**What you should do**
Quote the passage of the 3D printing article that runs from "The real breakthrough" to "changes are many.", reproducing it word for word.
═════ Source text
3D PRINTING – Disruptive Innovations transforming the Future of Supply Chains by Abhilasha Satpathy, DCMME Center Graduate Student Assistant

The real breakthrough in the supply chain domain is the arrival of 3D printing as a serious competitor in finished product markets. The technology is slowly gaining acceptance in applications that are “taking it from the prototype to the production-grade stage for smaller components.” The potential changes are many.

Here are a few possibilities.

3PL to Manufacturer 3PL

A new type of 3PL could emerge that offers manufacturing services through 3D printing.  Operators like UPS are well positioned to take on this role because a number of intellectual property issues must be resolved before AM methods become ubiquitous. As a trusted third-party provider, UPS has the market stature and scale to function as a new type of hub where products are made, assembled, and distributed.

A New Breed of Agile Supply Chains

With 3D printers operating as standalone installations in strategic locations, companies could manufacture in short runs at multiple sites across the globe. The networks would flex with shifts in demand by reconfiguring the manufacturing nodes or by adjusting machine outputs. Production units shift rapidly from one product variant to another without the need for retooling or lengthy line delays. The AM model also offers tremendous opportunities to cut inventory costs, because there would be less need for inventory. The management of raw materials inventory also would be streamlined as production processes generate less waste.
══════════
═════ Information supplied
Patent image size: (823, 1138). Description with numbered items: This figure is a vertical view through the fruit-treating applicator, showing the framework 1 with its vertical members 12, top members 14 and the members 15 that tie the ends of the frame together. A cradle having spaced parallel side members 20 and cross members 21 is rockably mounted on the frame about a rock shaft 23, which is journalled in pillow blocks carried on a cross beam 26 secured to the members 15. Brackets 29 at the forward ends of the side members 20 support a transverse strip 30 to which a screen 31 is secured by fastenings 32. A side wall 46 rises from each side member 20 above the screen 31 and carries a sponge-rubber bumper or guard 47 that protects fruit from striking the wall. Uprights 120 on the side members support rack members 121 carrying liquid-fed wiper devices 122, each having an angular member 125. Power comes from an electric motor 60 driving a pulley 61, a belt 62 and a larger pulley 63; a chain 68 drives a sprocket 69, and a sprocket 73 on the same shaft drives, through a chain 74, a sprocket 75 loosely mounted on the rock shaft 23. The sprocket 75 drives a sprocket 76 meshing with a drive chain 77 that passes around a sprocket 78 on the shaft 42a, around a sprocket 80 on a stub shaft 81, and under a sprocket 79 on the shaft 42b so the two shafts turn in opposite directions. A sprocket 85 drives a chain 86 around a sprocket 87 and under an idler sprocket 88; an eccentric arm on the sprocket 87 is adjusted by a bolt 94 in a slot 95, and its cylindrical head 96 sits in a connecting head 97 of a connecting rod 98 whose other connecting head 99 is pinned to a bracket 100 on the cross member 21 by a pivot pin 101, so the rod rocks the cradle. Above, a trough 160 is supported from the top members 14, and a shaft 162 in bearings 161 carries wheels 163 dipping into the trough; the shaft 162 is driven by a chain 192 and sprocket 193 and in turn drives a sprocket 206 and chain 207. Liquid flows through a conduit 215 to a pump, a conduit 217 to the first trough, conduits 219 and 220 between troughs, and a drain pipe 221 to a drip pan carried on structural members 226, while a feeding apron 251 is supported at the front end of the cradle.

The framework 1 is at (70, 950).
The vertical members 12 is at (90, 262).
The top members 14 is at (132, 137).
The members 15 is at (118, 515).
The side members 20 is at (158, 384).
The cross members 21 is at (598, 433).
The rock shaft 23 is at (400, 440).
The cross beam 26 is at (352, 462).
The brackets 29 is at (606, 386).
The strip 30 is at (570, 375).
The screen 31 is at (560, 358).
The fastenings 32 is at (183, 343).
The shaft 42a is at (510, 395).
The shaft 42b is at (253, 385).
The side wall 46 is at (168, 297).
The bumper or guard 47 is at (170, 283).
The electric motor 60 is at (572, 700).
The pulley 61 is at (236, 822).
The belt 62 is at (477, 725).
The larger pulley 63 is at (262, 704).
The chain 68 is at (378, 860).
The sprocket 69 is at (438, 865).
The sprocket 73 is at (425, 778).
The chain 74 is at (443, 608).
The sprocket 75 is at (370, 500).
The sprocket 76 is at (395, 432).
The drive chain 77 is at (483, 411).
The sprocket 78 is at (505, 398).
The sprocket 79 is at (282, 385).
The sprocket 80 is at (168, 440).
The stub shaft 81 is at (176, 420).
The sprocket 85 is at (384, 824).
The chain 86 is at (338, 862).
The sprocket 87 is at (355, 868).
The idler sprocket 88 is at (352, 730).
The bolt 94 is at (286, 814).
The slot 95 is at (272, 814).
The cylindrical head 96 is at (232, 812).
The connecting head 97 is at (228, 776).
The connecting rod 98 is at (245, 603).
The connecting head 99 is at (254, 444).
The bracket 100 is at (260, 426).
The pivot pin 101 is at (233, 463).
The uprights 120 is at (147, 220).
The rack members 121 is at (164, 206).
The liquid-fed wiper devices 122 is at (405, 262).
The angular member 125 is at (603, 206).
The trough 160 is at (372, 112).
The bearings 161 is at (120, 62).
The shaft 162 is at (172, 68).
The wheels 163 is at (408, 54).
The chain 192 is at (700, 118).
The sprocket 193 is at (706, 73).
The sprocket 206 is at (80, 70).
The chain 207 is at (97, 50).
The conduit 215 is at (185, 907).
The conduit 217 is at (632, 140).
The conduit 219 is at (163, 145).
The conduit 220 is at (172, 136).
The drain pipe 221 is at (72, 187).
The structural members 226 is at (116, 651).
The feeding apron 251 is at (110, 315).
══════════
**Answer to this task**
The real breakthrough in the supply chain domain is the arrival of 3D printing as a serious competitor in finished product markets. The technology is slowly gaining acceptance in applications that are “taking it from the prototype to the production-grade stage for smaller components.” The potential changes are many.